## WORK REQUIRED
Using the September 11 passage, answer each question below on its own line, marking the answers (a), (b) and (c) like the questions.
(a) Who told the writer that a plane had struck the World Trade Center, and by what means?
(b) In which state was the writer's sister living then?
(c) From which city had the writer flown two days earlier?

## SUPPLIED PASSAGE
9/8/06

On 9-11

I do remember September 11, where I was and what I was doing.

My wife told me on the phone that a plane had struck the World Trade Center and I assumed some crazy pilot had taken his Cessna into one of the buildings. TV coverage would later, grimly, correct that assumption.

I remember, too, watching as the towers fell live on TV. I can't imagine that anyone expected it and the great unblinking electric eye passively observed as 1000's of lives ended in a collapse of steel and fire. The world stood still for a moment and then my thoughts went to the whereabouts of my sister, then living in Connecticut. She was okay. She could see the smoke, but she was okay.

Two days earlier I had flown from Pittsburgh on my way home from the Antiochian Village. I remember joking with an acquaintance named Ibrahim about what trouble I could get in to if I told people my luggage was handled by an Egyptian guy named Ibrahim. We laughed. I presume he made it safely to Los Angeles and then home to Brazil, but I don't know. I do know you can get a nasty body cavity search and maybe a few years in prison for that joke now.

## RECORDS SHOWN
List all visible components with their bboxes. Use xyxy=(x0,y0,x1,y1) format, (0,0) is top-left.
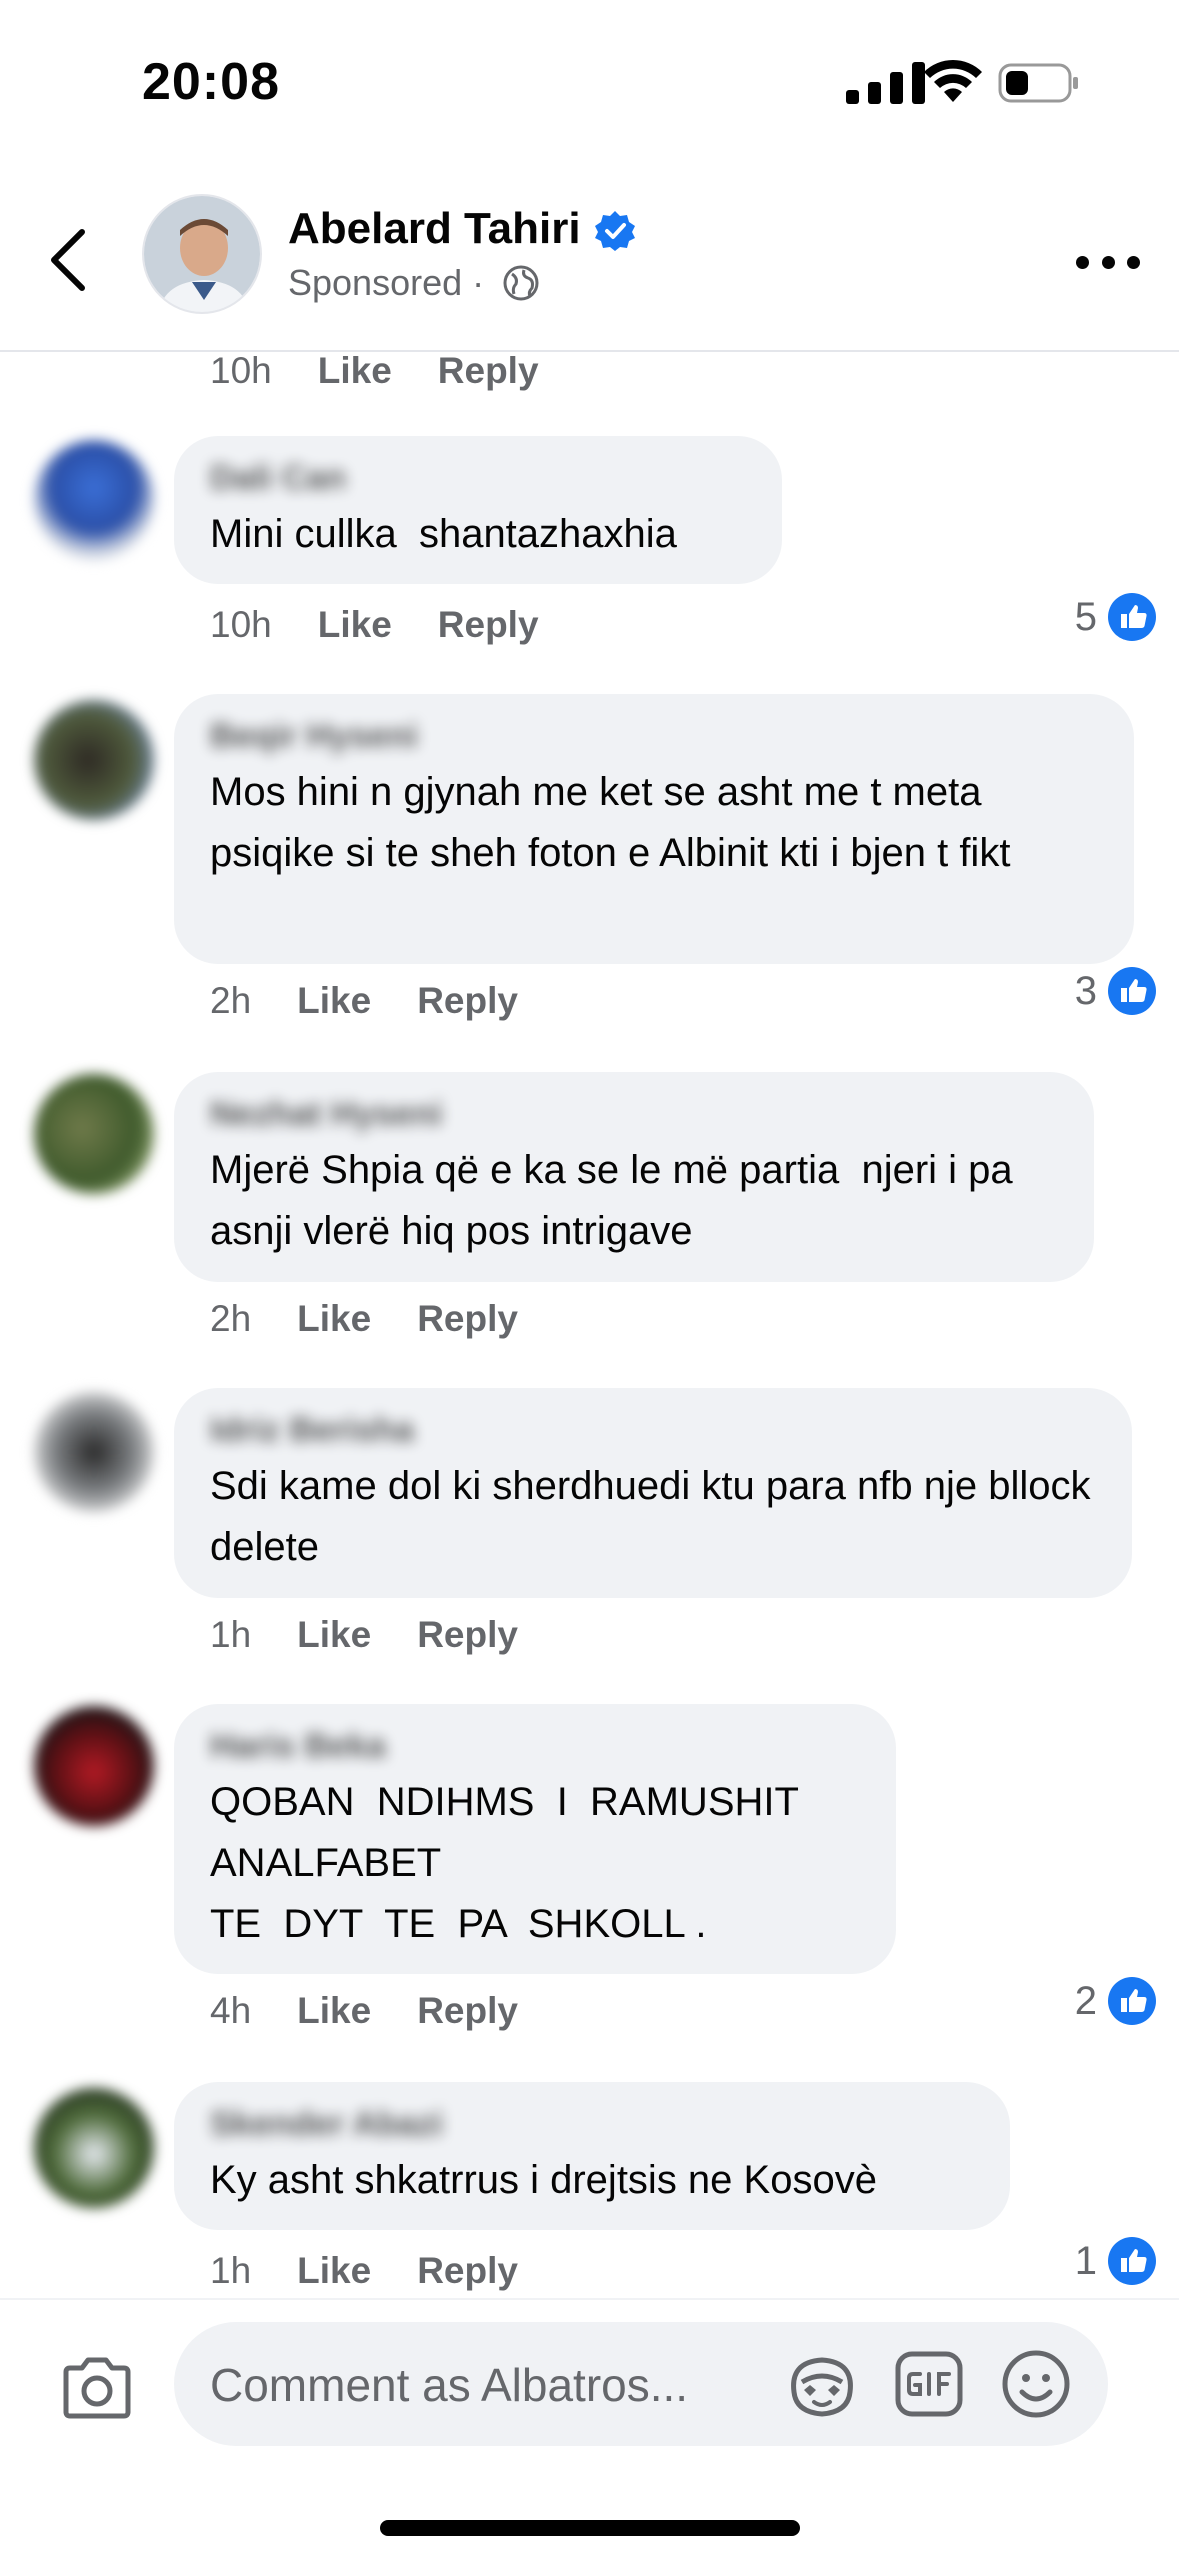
gif-icon[interactable] xyxy=(894,2350,964,2418)
like-action[interactable]: Like xyxy=(297,1990,371,2032)
like-action[interactable]: Like xyxy=(318,604,392,646)
comment-text: Mos hini n gjynah me ket se asht me t me… xyxy=(210,770,1011,875)
reply-action[interactable]: Reply xyxy=(417,1298,518,1340)
commenter-avatar[interactable] xyxy=(34,1392,154,1512)
commenter-avatar[interactable] xyxy=(34,440,154,560)
like-action[interactable]: Like xyxy=(297,1298,371,1340)
comment-meta-row: 2h Like Reply xyxy=(210,1298,518,1340)
sponsored-line: Sponsored · xyxy=(288,262,540,304)
globe-icon xyxy=(503,265,539,301)
commenter-avatar[interactable] xyxy=(34,1074,154,1194)
more-dot xyxy=(1127,255,1140,269)
home-indicator[interactable] xyxy=(380,2520,800,2536)
separator-dot: · xyxy=(472,262,485,303)
reaction-number: 3 xyxy=(1074,968,1097,1013)
comment-time: 4h xyxy=(210,1990,252,2031)
commenter-avatar[interactable] xyxy=(34,1706,154,1826)
status-time: 20:08 xyxy=(142,53,280,111)
camera-icon[interactable] xyxy=(60,2356,134,2420)
comment-placeholder: Comment as Albatros... xyxy=(210,2359,689,2411)
comment-time: 1h xyxy=(210,2250,252,2291)
reaction-number: 1 xyxy=(1074,2238,1097,2283)
reaction-number: 5 xyxy=(1074,594,1097,639)
comment-meta-row: 1h Like Reply xyxy=(210,1614,518,1656)
like-reaction-icon xyxy=(1108,967,1156,1015)
comment-bubble[interactable]: Skender Abazi Ky asht shkatrrus i drejts… xyxy=(174,2082,1010,2230)
reply-action[interactable]: Reply xyxy=(417,1990,518,2032)
post-header: Abelard Tahiri Sponsored · xyxy=(0,170,1179,352)
comment-time: 10h xyxy=(210,604,272,645)
comment-time: 2h xyxy=(210,980,252,1021)
comment-author[interactable]: Haris Beka xyxy=(210,1726,860,1766)
comment-text: QOBAN NDIHMS I RAMUSHIT ANALFABET TE DYT… xyxy=(210,1780,799,1946)
more-options-button[interactable] xyxy=(1076,242,1140,282)
wifi-icon xyxy=(924,59,982,102)
comment-composer: Comment as Albatros... xyxy=(0,2298,1179,2458)
avatar-sticker-icon[interactable] xyxy=(786,2352,858,2418)
page-avatar[interactable] xyxy=(142,194,262,314)
comment-text: Ky asht shkatrrus i drejtsis ne Kosovè xyxy=(210,2158,877,2202)
comment-time: 10h xyxy=(210,352,272,391)
reply-action[interactable]: Reply xyxy=(417,1614,518,1656)
comment-bubble[interactable]: Dali Can Mini cullka shantazhaxhia xyxy=(174,436,782,584)
like-action[interactable]: Like xyxy=(297,980,371,1022)
comment-bubble[interactable]: Beqir Hyseni Mos hini n gjynah me ket se… xyxy=(174,694,1134,964)
commenter-avatar[interactable] xyxy=(34,2088,154,2208)
reply-action[interactable]: Reply xyxy=(417,980,518,1022)
commenter-avatar[interactable] xyxy=(34,700,154,820)
reaction-count[interactable]: 2 xyxy=(1075,1976,1157,2026)
comment-author[interactable]: Nezhat Hyseni xyxy=(210,1094,1058,1134)
like-reaction-icon xyxy=(1108,2237,1156,2285)
reaction-count[interactable]: 3 xyxy=(1075,966,1157,1016)
back-button[interactable] xyxy=(40,220,96,300)
comment-time: 1h xyxy=(210,1614,252,1655)
comment-bubble[interactable]: Nezhat Hyseni Mjerë Shpia që e ka se le … xyxy=(174,1072,1094,1282)
comment-author[interactable]: Dali Can xyxy=(210,458,746,498)
more-dot xyxy=(1101,255,1115,269)
reaction-number: 2 xyxy=(1074,1978,1097,2023)
sponsored-label: Sponsored xyxy=(288,262,463,303)
comment-author[interactable]: Idriz Berisha xyxy=(210,1410,1096,1450)
chevron-left-icon xyxy=(51,229,85,291)
comment-text: Mjerë Shpia që e ka se le më partia njer… xyxy=(210,1148,1024,1253)
cellular-signal-icon xyxy=(846,62,925,104)
comment-text: Sdi kame dol ki sherdhuedi ktu para nfb … xyxy=(210,1464,1102,1569)
like-action[interactable]: Like xyxy=(297,2250,371,2292)
comment-meta-row: 2h Like Reply xyxy=(210,980,518,1022)
comment-meta-row: 10h Like Reply xyxy=(210,352,539,392)
like-action[interactable]: Like xyxy=(318,352,392,392)
more-dot xyxy=(1076,255,1089,269)
like-reaction-icon xyxy=(1108,593,1156,641)
emoji-icon[interactable] xyxy=(1000,2348,1072,2420)
reply-action[interactable]: Reply xyxy=(438,604,539,646)
reply-action[interactable]: Reply xyxy=(438,352,539,392)
comment-bubble[interactable]: Haris Beka QOBAN NDIHMS I RAMUSHIT ANALF… xyxy=(174,1704,896,1974)
comment-input[interactable]: Comment as Albatros... xyxy=(174,2322,1108,2446)
like-action[interactable]: Like xyxy=(297,1614,371,1656)
comment-author[interactable]: Skender Abazi xyxy=(210,2104,974,2144)
reaction-count[interactable]: 5 xyxy=(1075,592,1157,642)
comment-time: 2h xyxy=(210,1298,252,1339)
reply-action[interactable]: Reply xyxy=(417,2250,518,2292)
comment-meta-row: 1h Like Reply xyxy=(210,2250,518,2292)
status-bar: 20:08 xyxy=(0,0,1179,170)
page-name[interactable]: Abelard Tahiri xyxy=(288,204,581,254)
comments-list[interactable]: 10h Like Reply Dali Can Mini cullka shan… xyxy=(0,352,1179,2298)
comment-text: Mini cullka shantazhaxhia xyxy=(210,512,677,556)
comment-author[interactable]: Beqir Hyseni xyxy=(210,716,1098,756)
like-reaction-icon xyxy=(1108,1977,1156,2025)
battery-icon xyxy=(998,63,1078,103)
reaction-count[interactable]: 1 xyxy=(1075,2236,1157,2286)
comment-meta-row: 4h Like Reply xyxy=(210,1990,518,2032)
comment-meta-row: 10h Like Reply xyxy=(210,604,539,646)
comment-bubble[interactable]: Idriz Berisha Sdi kame dol ki sherdhuedi… xyxy=(174,1388,1132,1598)
verified-badge-icon xyxy=(595,211,635,251)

## WRITTEN SOLUTION
(a) The writer's wife, on the phone.
(b) Connecticut.
(c) Pittsburgh.